▶ [What is needed]:
Quote the records below in full, exactly as given, with the images taken out.

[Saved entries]

==================================================

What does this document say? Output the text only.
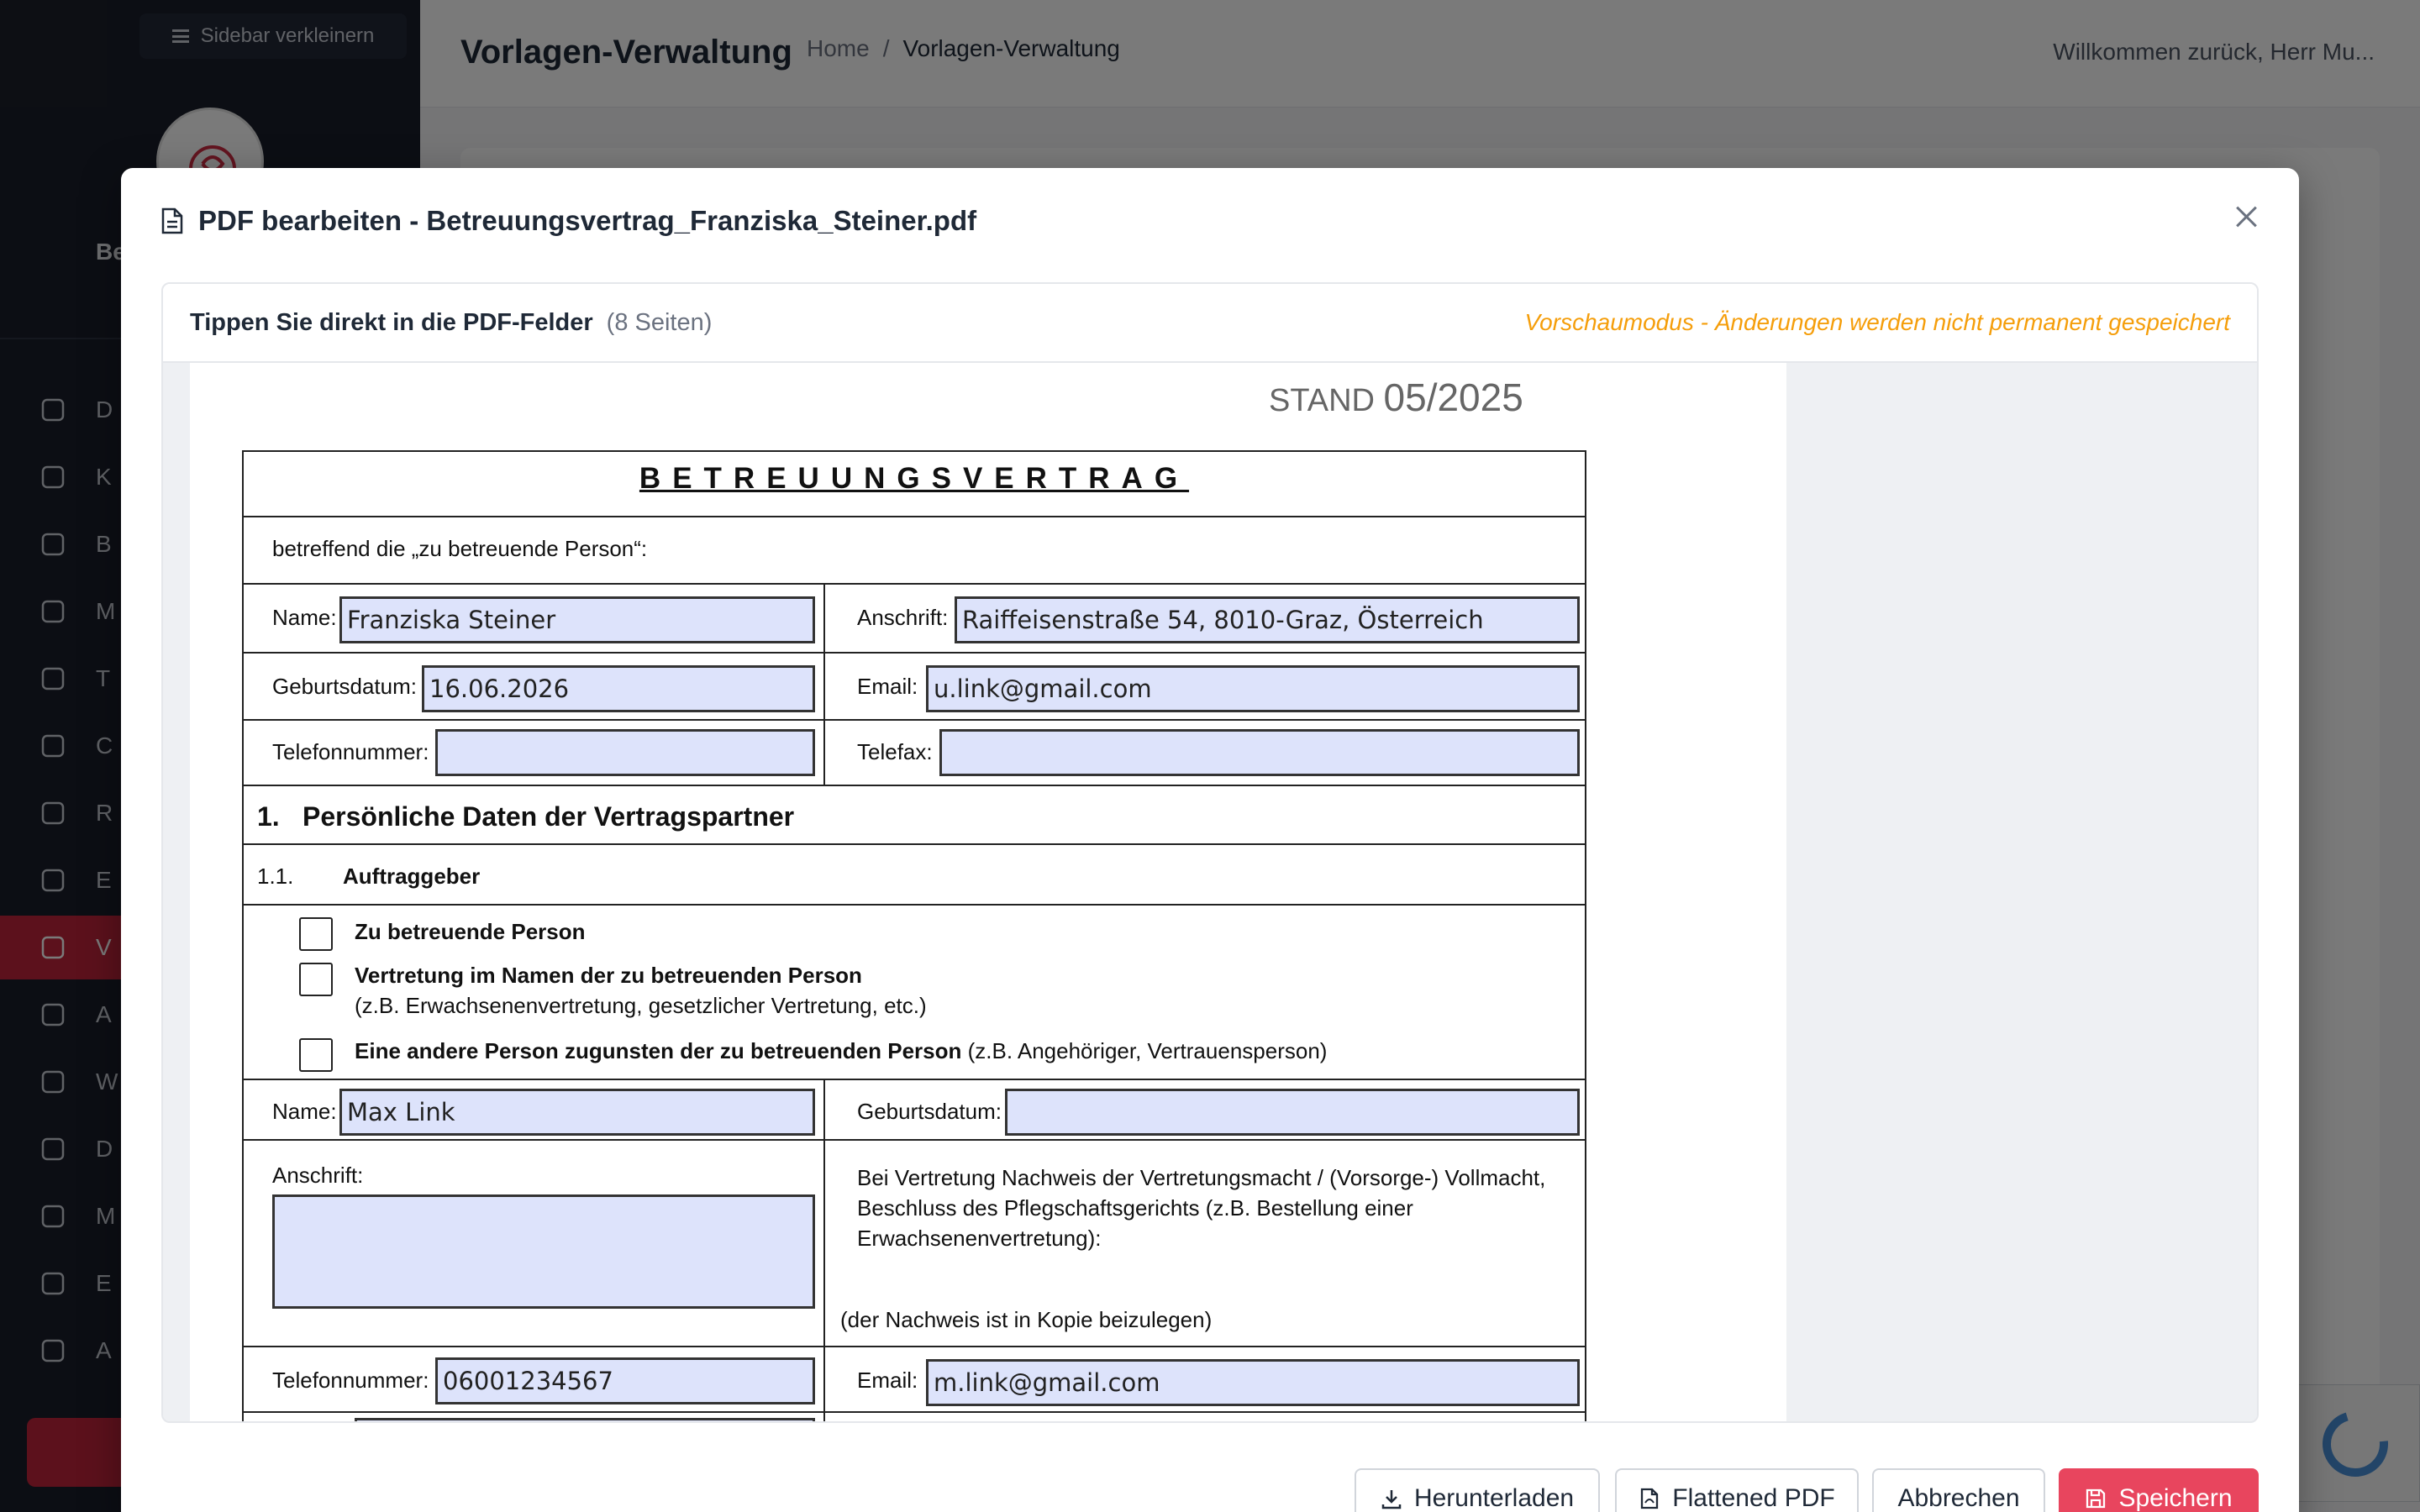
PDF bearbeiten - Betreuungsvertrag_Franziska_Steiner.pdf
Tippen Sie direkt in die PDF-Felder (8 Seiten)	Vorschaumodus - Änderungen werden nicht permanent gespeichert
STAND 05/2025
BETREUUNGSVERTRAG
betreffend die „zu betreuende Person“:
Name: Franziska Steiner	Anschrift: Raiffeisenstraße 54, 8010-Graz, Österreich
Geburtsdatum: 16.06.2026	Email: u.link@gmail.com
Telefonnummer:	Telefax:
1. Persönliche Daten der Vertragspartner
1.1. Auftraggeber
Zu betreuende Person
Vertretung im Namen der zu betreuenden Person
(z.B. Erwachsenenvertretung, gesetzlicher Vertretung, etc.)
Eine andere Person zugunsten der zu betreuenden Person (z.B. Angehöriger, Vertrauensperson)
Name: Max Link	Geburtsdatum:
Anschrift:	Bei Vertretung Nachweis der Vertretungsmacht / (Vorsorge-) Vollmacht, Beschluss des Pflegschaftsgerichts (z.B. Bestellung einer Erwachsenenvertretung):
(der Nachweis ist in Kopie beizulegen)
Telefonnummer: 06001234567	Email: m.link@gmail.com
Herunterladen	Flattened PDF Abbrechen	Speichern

==================================================

▶ [Finished task]:
What does this document say? Output the text only.
PDF bearbeiten - Betreuungsvertrag_Franziska_Steiner.pdf
Tippen Sie direkt in die PDF-Felder (8 Seiten)	Vorschaumodus - Änderungen werden nicht permanent gespeichert
STAND 05/2025
BETREUUNGSVERTRAG
betreffend die „zu betreuende Person“:
Name: Franziska Steiner	Anschrift: Raiffeisenstraße 54, 8010-Graz, Österreich
Geburtsdatum: 16.06.2026	Email: u.link@gmail.com
Telefonnummer:	Telefax:
1. Persönliche Daten der Vertragspartner
1.1. Auftraggeber
Zu betreuende Person
Vertretung im Namen der zu betreuenden Person
(z.B. Erwachsenenvertretung, gesetzlicher Vertretung, etc.)
Eine andere Person zugunsten der zu betreuenden Person (z.B. Angehöriger, Vertrauensperson)
Name: Max Link	Geburtsdatum:
Anschrift:	Bei Vertretung Nachweis der Vertretungsmacht / (Vorsorge-) Vollmacht, Beschluss des Pflegschaftsgerichts (z.B. Bestellung einer Erwachsenenvertretung):
(der Nachweis ist in Kopie beizulegen)
Telefonnummer: 06001234567	Email: m.link@gmail.com
Herunterladen	Flattened PDF Abbrechen	Speichern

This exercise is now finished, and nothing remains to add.